◆ **Короткая задача 1**:
Замените в записях «hierarchy-icon» на «hierarchy-symbol» на участке от их начала до строки с «stack-item-line[interactable]: - Line» включительно. Приведите этот участок целиком, больше ничего не меняя.

◆ **Отрывок**:
Страница 5 из 13
То же в определенной степени относится к художественным формам творчества в словесности – к таким формам, которые оказываются на грани литературной фикции, фабулы, философского поиска истины и религиозного поиска единения с божеством. И все же мы можем с полным основанием говорить о глубинном единстве «художественного мышления», «пространства литературы» и «фигуративной мысли»[31]. Каждой такой форме духовной деятельности присущи свои стили, иногда аналогичные по тональности, по источникам вдохновения, по культурным задачам.
В основе работы историка искусства лежат описание и анализ памятника. И то и другое осуществляется выразительными средствами языка в устной или письменной форме. Произведения же искусства нарисованы карандашом, написаны красками, высечены в камне, отлиты в бронзе, выстроены из стекла и бетона, смонтированы или сняты на видео- или фотоаппаратуру. Техническая терминология, связанная с производством и бытованием произведений, так богата, что вряд ли найдется историк искусства, владеющий ею в полном объеме. Часть этой терминологии абсолютно точна: холст не спутать с доской, а масло – с акварелью. Грамотный историк искусства знает, что маслом пишут, акварелью – рисуют, гравюру – режут, а потом печатают, статую из мрамора – высекают, в бронзе – отливают, из глины – лепят, затем ее обжигают. Он знает также, что имеет право на некоторые профессиональные языковые «вольности»: например, постройка может быть начата или завершена «строительством», хотя такое согласование с непривычки режет слух.
На русском языке не существует полноценного иллюстрированного свода терминологии, учитывающего состояние современной мировой науки. Кроме того, бытующая в профессиональной среде лексика отчасти восходит к проверенному временем опыту четырех поколений отечественных историков искусства, отчасти же пополняется за счет не всегда удачных ка́лек с иностранных языков, из не всегда продуманных переводов вполне добротной искусствоведческой литературы[32]. Рецепцию как классической, так и современной литературы по истории искусства в нашей стране вряд ли можно считать значительной и удовлетворительной по качеству. Выходящие сотнями альбомы и разного рода подарочные публикации в жанре «сто шедевров» к делу, конечно, не относятся – для историка искусства это литература вторичная.
В советские годы у нас, как и на Западе, выходили многотомные «всеобщие истории», неплохо иллюстрированные черно-белыми фотографиями, небольшие монографии об основных русских художниках, иногда – индивидуальные или коллективные исследования по отдельным проблемам, школам, периодам, техникам, странам. Редко, но все же переводили классиков искусствознания, исследования по архитектуре. Но очень редко и, главное, бессистемно, непоследовательно появлялись те книги, которые становились вехами в науке об искусстве, формировали ее язык и обновляли проблематику, наводили мосты с другими гуманитарными областями. Сегодня ситуация не в пример лучше, чем в 1990 году. У нас появились Варбург, Панофский, Дамиш, Франкастель, Арасс, Баксандалл, Гомбрих. Возникают серии, в которых искусствознание представлено не только старыми добрыми книгами XIX–XX веков, но и значимыми новинками. Однако труд переводчика попрежнему остается не слишком благодарным занятием.

◆ **Короткая задача 2**:
Продолжите текст о языке историка искусства после его последнего предложения.

◆ **Извлечённые сведения**:
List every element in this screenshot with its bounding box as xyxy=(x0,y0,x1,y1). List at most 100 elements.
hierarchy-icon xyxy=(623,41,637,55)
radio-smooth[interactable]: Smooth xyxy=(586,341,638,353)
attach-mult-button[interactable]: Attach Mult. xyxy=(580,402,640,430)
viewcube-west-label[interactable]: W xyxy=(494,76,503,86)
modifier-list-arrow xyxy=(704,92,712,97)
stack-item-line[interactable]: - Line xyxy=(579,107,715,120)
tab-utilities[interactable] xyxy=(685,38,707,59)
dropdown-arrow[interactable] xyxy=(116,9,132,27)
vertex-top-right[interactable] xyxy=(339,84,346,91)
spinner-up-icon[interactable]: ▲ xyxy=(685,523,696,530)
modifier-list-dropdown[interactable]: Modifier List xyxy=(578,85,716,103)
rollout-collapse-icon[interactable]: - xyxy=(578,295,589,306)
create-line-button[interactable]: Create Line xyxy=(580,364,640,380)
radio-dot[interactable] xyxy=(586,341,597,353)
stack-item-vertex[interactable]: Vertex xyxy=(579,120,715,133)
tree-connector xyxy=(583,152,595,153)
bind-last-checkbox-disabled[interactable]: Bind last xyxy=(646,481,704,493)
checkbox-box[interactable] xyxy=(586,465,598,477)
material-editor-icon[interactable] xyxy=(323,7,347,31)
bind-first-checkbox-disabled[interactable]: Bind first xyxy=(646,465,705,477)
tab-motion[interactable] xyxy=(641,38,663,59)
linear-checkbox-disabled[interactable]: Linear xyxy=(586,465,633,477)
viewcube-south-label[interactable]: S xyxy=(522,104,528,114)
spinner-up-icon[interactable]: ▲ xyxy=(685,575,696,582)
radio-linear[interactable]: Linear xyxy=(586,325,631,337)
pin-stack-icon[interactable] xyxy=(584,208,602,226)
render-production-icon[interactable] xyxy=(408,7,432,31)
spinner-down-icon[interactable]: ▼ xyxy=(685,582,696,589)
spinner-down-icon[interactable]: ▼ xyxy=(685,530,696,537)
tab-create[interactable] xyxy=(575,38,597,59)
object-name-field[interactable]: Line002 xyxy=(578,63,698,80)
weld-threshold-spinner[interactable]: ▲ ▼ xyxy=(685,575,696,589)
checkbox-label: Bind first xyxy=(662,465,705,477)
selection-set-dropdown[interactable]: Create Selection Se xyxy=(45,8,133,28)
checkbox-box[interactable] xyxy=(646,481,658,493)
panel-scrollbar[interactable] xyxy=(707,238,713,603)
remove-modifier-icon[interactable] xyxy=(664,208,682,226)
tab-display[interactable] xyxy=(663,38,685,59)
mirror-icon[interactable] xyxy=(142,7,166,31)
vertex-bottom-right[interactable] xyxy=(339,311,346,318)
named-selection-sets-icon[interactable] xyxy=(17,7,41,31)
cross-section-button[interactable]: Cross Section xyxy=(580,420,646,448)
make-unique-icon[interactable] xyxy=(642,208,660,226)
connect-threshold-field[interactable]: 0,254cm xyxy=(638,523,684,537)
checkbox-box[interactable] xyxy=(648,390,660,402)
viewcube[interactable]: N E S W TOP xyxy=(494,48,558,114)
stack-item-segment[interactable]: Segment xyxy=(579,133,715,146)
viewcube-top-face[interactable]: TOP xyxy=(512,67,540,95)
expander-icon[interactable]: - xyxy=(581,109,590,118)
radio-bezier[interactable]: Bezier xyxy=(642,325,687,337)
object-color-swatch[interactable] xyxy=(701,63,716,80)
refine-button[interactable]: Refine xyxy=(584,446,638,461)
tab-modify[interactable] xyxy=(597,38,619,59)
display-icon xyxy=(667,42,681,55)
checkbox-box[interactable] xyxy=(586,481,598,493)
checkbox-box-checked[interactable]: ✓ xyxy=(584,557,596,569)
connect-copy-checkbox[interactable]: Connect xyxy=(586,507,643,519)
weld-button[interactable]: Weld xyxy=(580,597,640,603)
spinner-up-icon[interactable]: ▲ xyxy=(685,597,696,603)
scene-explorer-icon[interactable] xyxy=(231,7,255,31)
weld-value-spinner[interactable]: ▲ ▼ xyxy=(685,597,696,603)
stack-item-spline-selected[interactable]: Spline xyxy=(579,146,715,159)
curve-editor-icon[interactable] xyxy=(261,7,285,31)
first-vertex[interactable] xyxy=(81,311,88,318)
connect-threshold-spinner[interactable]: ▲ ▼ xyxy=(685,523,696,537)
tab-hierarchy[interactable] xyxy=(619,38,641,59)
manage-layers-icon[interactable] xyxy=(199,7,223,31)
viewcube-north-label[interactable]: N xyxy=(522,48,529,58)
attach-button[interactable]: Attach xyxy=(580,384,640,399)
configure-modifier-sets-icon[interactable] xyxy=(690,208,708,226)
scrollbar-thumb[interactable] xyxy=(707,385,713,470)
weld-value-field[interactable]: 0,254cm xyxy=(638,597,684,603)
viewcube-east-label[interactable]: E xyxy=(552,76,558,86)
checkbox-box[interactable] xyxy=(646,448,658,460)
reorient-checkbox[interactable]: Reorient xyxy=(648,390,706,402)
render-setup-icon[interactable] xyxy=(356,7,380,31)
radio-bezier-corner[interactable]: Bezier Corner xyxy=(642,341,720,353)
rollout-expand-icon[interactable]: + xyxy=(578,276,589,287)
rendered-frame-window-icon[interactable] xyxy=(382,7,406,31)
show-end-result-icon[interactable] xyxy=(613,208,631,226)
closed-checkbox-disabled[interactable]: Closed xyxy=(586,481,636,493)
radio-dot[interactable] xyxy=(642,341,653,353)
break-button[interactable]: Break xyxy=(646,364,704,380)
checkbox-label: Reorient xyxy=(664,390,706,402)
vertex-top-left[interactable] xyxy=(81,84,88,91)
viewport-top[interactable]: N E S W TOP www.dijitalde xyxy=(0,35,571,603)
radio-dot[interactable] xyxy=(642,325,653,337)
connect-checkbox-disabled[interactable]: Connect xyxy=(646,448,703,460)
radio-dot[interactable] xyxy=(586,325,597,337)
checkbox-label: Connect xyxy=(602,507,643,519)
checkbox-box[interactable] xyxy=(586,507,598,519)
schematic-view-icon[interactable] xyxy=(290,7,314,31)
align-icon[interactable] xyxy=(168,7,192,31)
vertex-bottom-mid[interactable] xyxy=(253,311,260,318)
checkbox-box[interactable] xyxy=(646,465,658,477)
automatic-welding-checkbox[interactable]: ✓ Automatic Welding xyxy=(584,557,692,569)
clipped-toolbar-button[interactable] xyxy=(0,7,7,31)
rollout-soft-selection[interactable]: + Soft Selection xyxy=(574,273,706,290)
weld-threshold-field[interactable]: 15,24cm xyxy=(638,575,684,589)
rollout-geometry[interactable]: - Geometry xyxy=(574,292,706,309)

◆ **Ожидаемый результат 1**:
List every element in this screenshot with its bounding box as xyxy=(x0,y0,x1,y1). List at most 100 elements.
hierarchy-symbol xyxy=(623,41,637,55)
radio-smooth[interactable]: Smooth xyxy=(586,341,638,353)
attach-mult-button[interactable]: Attach Mult. xyxy=(580,402,640,430)
viewcube-west-label[interactable]: W xyxy=(494,76,503,86)
modifier-list-arrow xyxy=(704,92,712,97)
stack-item-line[interactable]: - Line xyxy=(579,107,715,120)

◆ **Ожидаемый результат 2**:
Иногда за перевод сложной книги берется человек, знающий язык, но не понимающий того, что переводит, и это не открывает книгу, а губит[33]. Иногда, напротив, историк искусства переводит, зная терминологию и предмет, но не зная приемов перевода. Есть антологии и хрестоматии, в том числе хорошо продуманные и комментированные[34]. Однако публикация фрагментов изначально цельных статей или глав, сокращенных редактором по каким-то лишь ему ведомым соображениям, тоже влечет за собой искажение мысли, дает читателю неверное представление о научном стиле и методе. Читая такие хрестоматии, мы должны понимать, что за редакторскими отточиями – скрытая от нас кем-то творческая мысль автора[35]. Издание даже небольшой, но иллюстрированной книги – коммерчески невыгодно, потому что влечет серьезные траты на права и выверку перевода, а интерес к ней у широкого читателя редко бывает значительным. Это – замкнутый круг.
Технической лексикой описание и анализ памятника не ограничиваются, а лишь начинаются. Письмо, часто присутствующее в произведении и являющееся неотъемлемой его частью в виде подписи, риторического обращения к зрителю или пояснения, не может трактоваться здесь, при описании и анализе памятника, так же, как текст трактуется сам по себе. Слово и зрительный образ выражают духовные искания человека, поэтому наука об искусстве постоянно ищет «подходящие», «правильные» слова для расшифровки как смыслов, заложенных в памятниках авторами и (или) заказчиками, так и смыслов, присутствующих независимо от авторской воли, обусловленных эпохой или цивилизацией.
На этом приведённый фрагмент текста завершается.